*Task instructions:* Search the listing below for the word "feed" and copy each line that holds it.

-- START OF Dataset entries --

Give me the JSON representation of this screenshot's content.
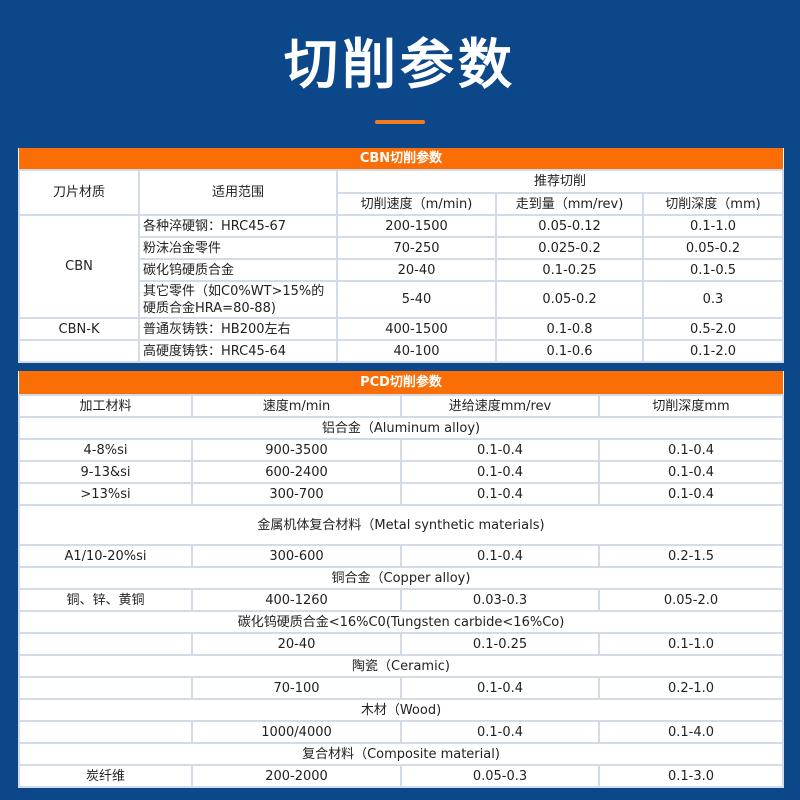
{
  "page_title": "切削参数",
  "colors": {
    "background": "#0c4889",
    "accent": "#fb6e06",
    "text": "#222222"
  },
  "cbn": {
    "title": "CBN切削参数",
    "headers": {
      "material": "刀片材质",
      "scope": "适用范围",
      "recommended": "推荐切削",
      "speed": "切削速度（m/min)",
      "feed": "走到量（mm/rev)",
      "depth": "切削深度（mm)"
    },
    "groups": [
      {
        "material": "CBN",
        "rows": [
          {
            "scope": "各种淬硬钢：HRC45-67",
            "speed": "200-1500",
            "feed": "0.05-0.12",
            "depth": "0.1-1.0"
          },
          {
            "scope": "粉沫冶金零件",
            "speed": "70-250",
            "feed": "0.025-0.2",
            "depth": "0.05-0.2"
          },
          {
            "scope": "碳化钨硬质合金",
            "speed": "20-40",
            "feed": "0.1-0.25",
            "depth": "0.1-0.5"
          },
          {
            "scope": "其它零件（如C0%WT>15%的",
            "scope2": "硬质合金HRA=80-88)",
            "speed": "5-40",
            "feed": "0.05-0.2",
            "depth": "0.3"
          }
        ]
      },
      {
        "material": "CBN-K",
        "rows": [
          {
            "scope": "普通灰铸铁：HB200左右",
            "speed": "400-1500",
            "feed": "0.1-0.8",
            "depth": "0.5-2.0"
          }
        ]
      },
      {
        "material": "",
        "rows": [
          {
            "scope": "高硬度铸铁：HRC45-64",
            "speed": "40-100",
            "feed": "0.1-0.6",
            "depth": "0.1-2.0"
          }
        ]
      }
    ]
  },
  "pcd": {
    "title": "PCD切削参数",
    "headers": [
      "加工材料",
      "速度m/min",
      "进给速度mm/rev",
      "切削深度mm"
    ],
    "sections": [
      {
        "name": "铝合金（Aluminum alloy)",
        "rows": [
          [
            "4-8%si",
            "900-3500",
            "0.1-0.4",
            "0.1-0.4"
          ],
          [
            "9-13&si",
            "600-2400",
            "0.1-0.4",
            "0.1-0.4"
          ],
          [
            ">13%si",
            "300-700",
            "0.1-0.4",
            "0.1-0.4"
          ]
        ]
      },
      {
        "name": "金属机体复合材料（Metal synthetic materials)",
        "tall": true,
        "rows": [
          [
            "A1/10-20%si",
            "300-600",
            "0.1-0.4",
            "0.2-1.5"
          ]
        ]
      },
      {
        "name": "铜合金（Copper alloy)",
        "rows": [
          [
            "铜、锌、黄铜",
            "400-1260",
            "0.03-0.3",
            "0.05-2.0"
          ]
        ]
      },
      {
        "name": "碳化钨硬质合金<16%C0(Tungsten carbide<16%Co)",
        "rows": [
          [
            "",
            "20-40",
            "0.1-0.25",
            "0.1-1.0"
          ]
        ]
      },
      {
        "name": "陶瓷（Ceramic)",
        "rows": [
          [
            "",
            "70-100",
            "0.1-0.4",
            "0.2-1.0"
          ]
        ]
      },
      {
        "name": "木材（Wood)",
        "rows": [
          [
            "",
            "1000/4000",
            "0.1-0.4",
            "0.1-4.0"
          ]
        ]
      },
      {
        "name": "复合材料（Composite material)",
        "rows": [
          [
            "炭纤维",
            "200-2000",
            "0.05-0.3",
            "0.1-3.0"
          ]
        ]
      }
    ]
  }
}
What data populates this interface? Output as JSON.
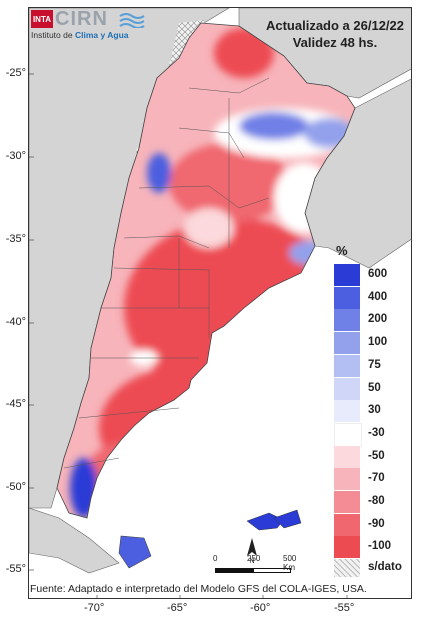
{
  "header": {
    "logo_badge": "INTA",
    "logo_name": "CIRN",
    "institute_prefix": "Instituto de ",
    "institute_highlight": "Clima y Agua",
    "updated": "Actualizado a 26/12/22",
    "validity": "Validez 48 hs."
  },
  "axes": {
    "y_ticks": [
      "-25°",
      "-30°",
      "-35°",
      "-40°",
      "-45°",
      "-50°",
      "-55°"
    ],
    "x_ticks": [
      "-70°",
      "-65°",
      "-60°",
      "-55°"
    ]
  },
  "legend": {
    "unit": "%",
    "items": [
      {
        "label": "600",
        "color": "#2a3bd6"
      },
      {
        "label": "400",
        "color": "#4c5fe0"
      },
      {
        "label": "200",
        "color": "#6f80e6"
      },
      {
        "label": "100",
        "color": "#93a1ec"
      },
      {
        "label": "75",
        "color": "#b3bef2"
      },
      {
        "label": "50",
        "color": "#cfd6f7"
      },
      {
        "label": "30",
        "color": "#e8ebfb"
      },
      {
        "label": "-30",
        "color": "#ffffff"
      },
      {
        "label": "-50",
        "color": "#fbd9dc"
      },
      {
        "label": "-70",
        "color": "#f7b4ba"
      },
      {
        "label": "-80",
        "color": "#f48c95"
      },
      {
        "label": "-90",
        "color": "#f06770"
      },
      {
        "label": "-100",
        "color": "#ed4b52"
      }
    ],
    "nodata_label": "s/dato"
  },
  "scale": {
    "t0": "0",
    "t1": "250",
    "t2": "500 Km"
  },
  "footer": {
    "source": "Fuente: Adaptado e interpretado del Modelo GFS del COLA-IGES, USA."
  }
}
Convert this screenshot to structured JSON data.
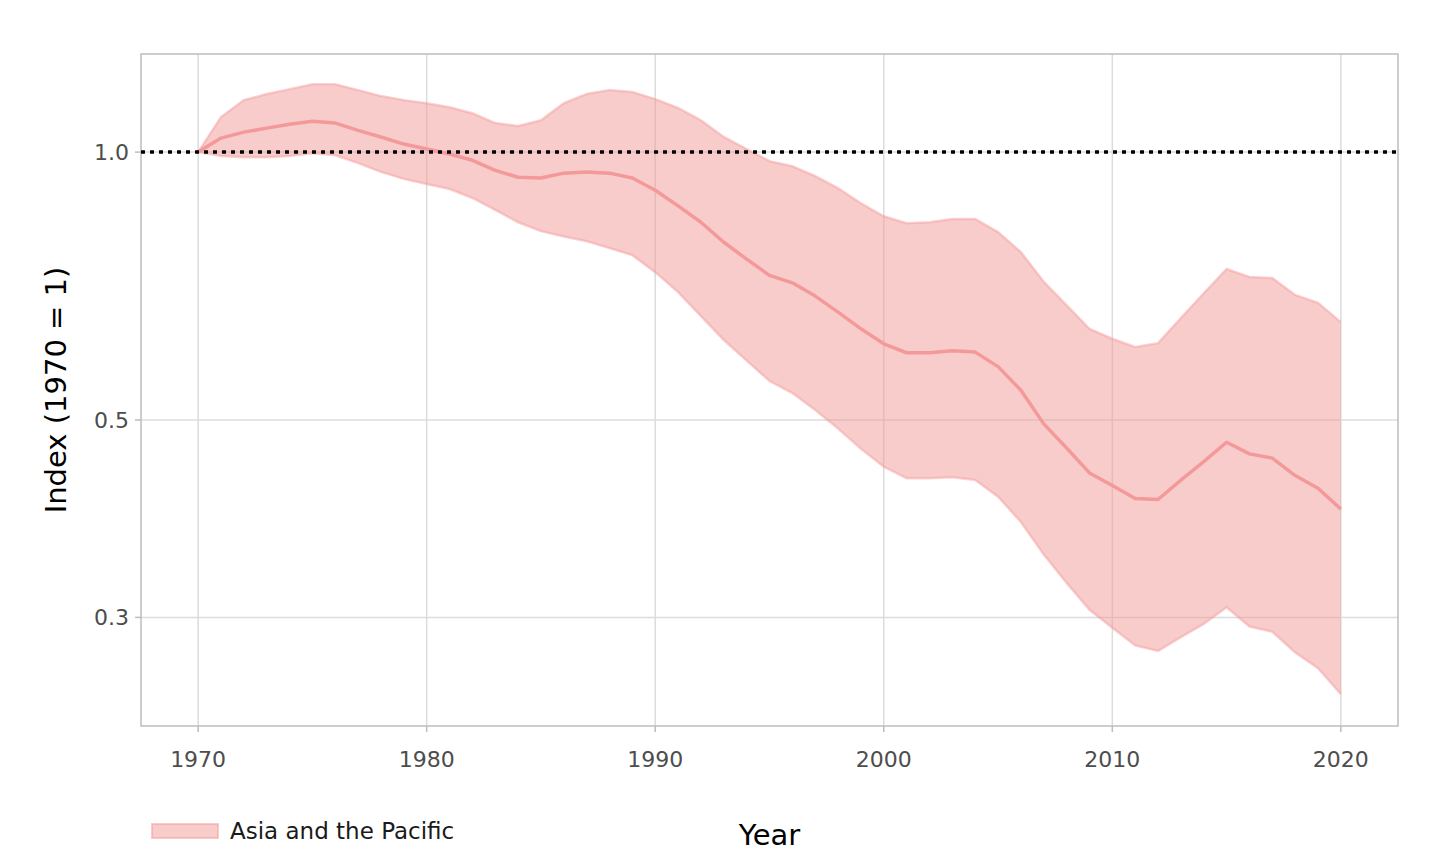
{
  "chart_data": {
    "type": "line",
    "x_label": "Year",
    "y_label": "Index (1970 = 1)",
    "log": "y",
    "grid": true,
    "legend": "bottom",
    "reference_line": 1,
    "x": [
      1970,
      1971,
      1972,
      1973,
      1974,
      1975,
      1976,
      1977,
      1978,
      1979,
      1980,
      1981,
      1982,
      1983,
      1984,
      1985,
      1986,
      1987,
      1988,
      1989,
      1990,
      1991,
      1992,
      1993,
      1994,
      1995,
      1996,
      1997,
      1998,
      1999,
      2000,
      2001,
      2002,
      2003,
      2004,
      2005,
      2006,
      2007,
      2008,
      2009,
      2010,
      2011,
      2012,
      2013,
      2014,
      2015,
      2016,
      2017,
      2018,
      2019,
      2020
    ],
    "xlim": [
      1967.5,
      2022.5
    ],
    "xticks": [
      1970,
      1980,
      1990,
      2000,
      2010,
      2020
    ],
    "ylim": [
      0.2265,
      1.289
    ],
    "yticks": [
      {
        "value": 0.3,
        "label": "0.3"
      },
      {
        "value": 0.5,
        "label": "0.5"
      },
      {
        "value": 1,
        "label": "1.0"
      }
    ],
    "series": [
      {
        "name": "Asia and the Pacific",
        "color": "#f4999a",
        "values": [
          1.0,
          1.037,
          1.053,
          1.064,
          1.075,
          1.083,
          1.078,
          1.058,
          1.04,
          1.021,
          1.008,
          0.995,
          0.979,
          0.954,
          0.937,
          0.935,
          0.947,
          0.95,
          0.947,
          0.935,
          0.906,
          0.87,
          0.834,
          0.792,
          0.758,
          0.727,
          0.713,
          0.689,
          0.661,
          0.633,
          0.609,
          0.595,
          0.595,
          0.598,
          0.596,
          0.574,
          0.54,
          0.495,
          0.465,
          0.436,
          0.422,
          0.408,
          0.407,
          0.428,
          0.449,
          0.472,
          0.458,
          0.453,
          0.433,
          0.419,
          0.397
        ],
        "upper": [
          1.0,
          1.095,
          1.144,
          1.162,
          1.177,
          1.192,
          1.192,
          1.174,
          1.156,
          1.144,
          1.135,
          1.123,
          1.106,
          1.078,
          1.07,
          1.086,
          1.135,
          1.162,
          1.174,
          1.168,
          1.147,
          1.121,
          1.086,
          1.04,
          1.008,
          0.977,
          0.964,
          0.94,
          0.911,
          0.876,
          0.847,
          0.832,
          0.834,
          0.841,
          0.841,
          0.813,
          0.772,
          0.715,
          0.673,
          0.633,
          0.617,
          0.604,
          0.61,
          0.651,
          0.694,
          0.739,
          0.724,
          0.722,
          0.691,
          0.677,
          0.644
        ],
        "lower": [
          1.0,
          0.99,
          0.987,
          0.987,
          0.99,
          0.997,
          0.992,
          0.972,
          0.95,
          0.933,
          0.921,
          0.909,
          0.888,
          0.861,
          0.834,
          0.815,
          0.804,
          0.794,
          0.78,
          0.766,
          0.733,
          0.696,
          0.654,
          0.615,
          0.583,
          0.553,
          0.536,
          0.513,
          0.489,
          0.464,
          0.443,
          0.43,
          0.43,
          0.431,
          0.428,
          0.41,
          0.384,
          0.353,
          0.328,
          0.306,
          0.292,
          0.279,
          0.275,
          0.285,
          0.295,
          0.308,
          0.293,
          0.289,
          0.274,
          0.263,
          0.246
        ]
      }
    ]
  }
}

-- END OF Dataset entries --

*Task answer:*
      "feed": "走到量（mm/rev)",
            "feed": "0.05-0.12",
            "feed": "0.025-0.2",
            "feed": "0.1-0.25",
            "feed": "0.05-0.2",
            "feed": "0.1-0.8",
            "feed": "0.1-0.6",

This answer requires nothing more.